Objective → Each record is to be printed again precisely as it reads.

* BEGIN *

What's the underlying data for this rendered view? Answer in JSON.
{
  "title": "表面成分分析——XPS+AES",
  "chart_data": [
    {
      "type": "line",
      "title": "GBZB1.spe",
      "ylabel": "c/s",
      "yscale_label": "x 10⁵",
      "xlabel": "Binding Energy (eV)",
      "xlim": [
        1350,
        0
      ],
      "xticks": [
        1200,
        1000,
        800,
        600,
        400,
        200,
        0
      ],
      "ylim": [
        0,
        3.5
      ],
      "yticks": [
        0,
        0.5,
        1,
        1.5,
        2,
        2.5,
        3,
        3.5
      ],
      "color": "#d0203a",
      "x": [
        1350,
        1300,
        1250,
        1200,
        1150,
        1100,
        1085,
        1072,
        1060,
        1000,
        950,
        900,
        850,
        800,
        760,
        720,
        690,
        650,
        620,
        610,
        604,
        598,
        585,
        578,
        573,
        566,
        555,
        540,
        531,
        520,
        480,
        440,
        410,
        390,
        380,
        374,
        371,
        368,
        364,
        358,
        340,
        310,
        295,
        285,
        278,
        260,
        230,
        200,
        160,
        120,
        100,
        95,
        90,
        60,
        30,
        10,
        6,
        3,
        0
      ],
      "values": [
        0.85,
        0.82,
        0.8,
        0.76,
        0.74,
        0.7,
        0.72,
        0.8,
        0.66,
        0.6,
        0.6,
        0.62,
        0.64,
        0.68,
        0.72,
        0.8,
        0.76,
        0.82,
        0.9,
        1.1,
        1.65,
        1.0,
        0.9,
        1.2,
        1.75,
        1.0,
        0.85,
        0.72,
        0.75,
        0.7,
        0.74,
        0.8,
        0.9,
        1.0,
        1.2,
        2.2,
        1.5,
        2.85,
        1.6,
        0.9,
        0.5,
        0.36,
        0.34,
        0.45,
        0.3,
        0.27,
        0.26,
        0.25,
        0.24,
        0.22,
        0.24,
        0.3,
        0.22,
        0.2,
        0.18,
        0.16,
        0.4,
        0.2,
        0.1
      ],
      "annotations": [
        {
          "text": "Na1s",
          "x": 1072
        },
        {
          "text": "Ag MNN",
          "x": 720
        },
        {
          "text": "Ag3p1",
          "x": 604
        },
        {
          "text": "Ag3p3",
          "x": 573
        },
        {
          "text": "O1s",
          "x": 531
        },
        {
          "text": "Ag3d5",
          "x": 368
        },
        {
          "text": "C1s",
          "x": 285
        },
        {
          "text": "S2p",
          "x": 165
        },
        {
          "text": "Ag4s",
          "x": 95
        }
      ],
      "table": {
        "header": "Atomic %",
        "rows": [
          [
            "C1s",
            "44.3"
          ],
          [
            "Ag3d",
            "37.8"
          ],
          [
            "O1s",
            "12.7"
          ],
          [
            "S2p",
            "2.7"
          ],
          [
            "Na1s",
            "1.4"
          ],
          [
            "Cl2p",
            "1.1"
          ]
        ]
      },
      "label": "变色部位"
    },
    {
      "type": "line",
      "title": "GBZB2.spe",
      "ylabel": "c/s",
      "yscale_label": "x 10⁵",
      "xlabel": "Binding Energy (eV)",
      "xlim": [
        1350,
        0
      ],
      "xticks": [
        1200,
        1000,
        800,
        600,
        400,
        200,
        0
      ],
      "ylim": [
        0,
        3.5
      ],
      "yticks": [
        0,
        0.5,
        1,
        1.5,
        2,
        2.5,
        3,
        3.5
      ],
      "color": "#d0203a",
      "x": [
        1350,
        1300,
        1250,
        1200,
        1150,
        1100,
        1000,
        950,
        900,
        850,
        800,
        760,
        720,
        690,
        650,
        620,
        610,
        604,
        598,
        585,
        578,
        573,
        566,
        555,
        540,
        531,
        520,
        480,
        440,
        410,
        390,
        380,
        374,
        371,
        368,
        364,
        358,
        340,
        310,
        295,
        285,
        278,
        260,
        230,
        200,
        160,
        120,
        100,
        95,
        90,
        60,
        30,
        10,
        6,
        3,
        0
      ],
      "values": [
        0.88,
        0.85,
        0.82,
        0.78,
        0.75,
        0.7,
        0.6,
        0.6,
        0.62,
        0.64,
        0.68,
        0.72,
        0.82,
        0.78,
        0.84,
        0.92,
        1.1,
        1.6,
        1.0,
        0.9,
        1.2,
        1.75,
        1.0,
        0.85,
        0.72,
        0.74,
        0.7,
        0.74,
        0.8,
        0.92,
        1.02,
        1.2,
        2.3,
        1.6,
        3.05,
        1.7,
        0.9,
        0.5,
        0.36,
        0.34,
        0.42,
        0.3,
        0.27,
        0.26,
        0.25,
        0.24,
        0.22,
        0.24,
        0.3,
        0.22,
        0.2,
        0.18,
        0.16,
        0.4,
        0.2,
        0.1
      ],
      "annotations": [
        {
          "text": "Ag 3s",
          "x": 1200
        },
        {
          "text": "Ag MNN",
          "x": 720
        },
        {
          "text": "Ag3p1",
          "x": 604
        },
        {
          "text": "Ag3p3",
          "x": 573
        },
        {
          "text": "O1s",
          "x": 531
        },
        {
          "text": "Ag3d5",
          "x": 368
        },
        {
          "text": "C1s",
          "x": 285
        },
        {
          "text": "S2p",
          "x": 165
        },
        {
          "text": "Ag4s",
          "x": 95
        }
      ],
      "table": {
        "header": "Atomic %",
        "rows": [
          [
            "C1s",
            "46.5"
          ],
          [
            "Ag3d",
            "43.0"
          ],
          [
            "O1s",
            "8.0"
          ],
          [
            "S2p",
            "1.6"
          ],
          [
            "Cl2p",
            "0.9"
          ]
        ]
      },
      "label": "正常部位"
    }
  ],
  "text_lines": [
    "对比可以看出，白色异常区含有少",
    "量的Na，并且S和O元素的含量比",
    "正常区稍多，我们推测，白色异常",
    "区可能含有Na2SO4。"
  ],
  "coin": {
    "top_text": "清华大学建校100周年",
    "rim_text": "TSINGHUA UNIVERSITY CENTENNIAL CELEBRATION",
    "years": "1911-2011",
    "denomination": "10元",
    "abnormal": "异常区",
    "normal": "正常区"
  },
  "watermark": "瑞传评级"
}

* END *

Worked answer →
What's the underlying data for this rendered view? Answer in JSON.
{
  "title": "表面成分分析——XPS+AES",
  "chart_data": [
    {
      "type": "line",
      "title": "GBZB1.spe",
      "ylabel": "c/s",
      "yscale_label": "x 10⁵",
      "xlabel": "Binding Energy (eV)",
      "xlim": [
        1350,
        0
      ],
      "xticks": [
        1200,
        1000,
        800,
        600,
        400,
        200,
        0
      ],
      "ylim": [
        0,
        3.5
      ],
      "yticks": [
        0,
        0.5,
        1,
        1.5,
        2,
        2.5,
        3,
        3.5
      ],
      "color": "#d0203a",
      "x": [
        1350,
        1300,
        1250,
        1200,
        1150,
        1100,
        1085,
        1072,
        1060,
        1000,
        950,
        900,
        850,
        800,
        760,
        720,
        690,
        650,
        620,
        610,
        604,
        598,
        585,
        578,
        573,
        566,
        555,
        540,
        531,
        520,
        480,
        440,
        410,
        390,
        380,
        374,
        371,
        368,
        364,
        358,
        340,
        310,
        295,
        285,
        278,
        260,
        230,
        200,
        160,
        120,
        100,
        95,
        90,
        60,
        30,
        10,
        6,
        3,
        0
      ],
      "values": [
        0.85,
        0.82,
        0.8,
        0.76,
        0.74,
        0.7,
        0.72,
        0.8,
        0.66,
        0.6,
        0.6,
        0.62,
        0.64,
        0.68,
        0.72,
        0.8,
        0.76,
        0.82,
        0.9,
        1.1,
        1.65,
        1.0,
        0.9,
        1.2,
        1.75,
        1.0,
        0.85,
        0.72,
        0.75,
        0.7,
        0.74,
        0.8,
        0.9,
        1.0,
        1.2,
        2.2,
        1.5,
        2.85,
        1.6,
        0.9,
        0.5,
        0.36,
        0.34,
        0.45,
        0.3,
        0.27,
        0.26,
        0.25,
        0.24,
        0.22,
        0.24,
        0.3,
        0.22,
        0.2,
        0.18,
        0.16,
        0.4,
        0.2,
        0.1
      ],
      "annotations": [
        {
          "text": "Na1s",
          "x": 1072
        },
        {
          "text": "Ag MNN",
          "x": 720
        },
        {
          "text": "Ag3p1",
          "x": 604
        },
        {
          "text": "Ag3p3",
          "x": 573
        },
        {
          "text": "O1s",
          "x": 531
        },
        {
          "text": "Ag3d5",
          "x": 368
        },
        {
          "text": "C1s",
          "x": 285
        },
        {
          "text": "S2p",
          "x": 165
        },
        {
          "text": "Ag4s",
          "x": 95
        }
      ],
      "table": {
        "header": "Atomic %",
        "rows": [
          [
            "C1s",
            "44.3"
          ],
          [
            "Ag3d",
            "37.8"
          ],
          [
            "O1s",
            "12.7"
          ],
          [
            "S2p",
            "2.7"
          ],
          [
            "Na1s",
            "1.4"
          ],
          [
            "Cl2p",
            "1.1"
          ]
        ]
      },
      "label": "变色部位"
    },
    {
      "type": "line",
      "title": "GBZB2.spe",
      "ylabel": "c/s",
      "yscale_label": "x 10⁵",
      "xlabel": "Binding Energy (eV)",
      "xlim": [
        1350,
        0
      ],
      "xticks": [
        1200,
        1000,
        800,
        600,
        400,
        200,
        0
      ],
      "ylim": [
        0,
        3.5
      ],
      "yticks": [
        0,
        0.5,
        1,
        1.5,
        2,
        2.5,
        3,
        3.5
      ],
      "color": "#d0203a",
      "x": [
        1350,
        1300,
        1250,
        1200,
        1150,
        1100,
        1000,
        950,
        900,
        850,
        800,
        760,
        720,
        690,
        650,
        620,
        610,
        604,
        598,
        585,
        578,
        573,
        566,
        555,
        540,
        531,
        520,
        480,
        440,
        410,
        390,
        380,
        374,
        371,
        368,
        364,
        358,
        340,
        310,
        295,
        285,
        278,
        260,
        230,
        200,
        160,
        120,
        100,
        95,
        90,
        60,
        30,
        10,
        6,
        3,
        0
      ],
      "values": [
        0.88,
        0.85,
        0.82,
        0.78,
        0.75,
        0.7,
        0.6,
        0.6,
        0.62,
        0.64,
        0.68,
        0.72,
        0.82,
        0.78,
        0.84,
        0.92,
        1.1,
        1.6,
        1.0,
        0.9,
        1.2,
        1.75,
        1.0,
        0.85,
        0.72,
        0.74,
        0.7,
        0.74,
        0.8,
        0.92,
        1.02,
        1.2,
        2.3,
        1.6,
        3.05,
        1.7,
        0.9,
        0.5,
        0.36,
        0.34,
        0.42,
        0.3,
        0.27,
        0.26,
        0.25,
        0.24,
        0.22,
        0.24,
        0.3,
        0.22,
        0.2,
        0.18,
        0.16,
        0.4,
        0.2,
        0.1
      ],
      "annotations": [
        {
          "text": "Ag 3s",
          "x": 1200
        },
        {
          "text": "Ag MNN",
          "x": 720
        },
        {
          "text": "Ag3p1",
          "x": 604
        },
        {
          "text": "Ag3p3",
          "x": 573
        },
        {
          "text": "O1s",
          "x": 531
        },
        {
          "text": "Ag3d5",
          "x": 368
        },
        {
          "text": "C1s",
          "x": 285
        },
        {
          "text": "S2p",
          "x": 165
        },
        {
          "text": "Ag4s",
          "x": 95
        }
      ],
      "table": {
        "header": "Atomic %",
        "rows": [
          [
            "C1s",
            "46.5"
          ],
          [
            "Ag3d",
            "43.0"
          ],
          [
            "O1s",
            "8.0"
          ],
          [
            "S2p",
            "1.6"
          ],
          [
            "Cl2p",
            "0.9"
          ]
        ]
      },
      "label": "正常部位"
    }
  ],
  "text_lines": [
    "对比可以看出，白色异常区含有少",
    "量的Na，并且S和O元素的含量比",
    "正常区稍多，我们推测，白色异常",
    "区可能含有Na2SO4。"
  ],
  "coin": {
    "top_text": "清华大学建校100周年",
    "rim_text": "TSINGHUA UNIVERSITY CENTENNIAL CELEBRATION",
    "years": "1911-2011",
    "denomination": "10元",
    "abnormal": "异常区",
    "normal": "正常区"
  },
  "watermark": "瑞传评级"
}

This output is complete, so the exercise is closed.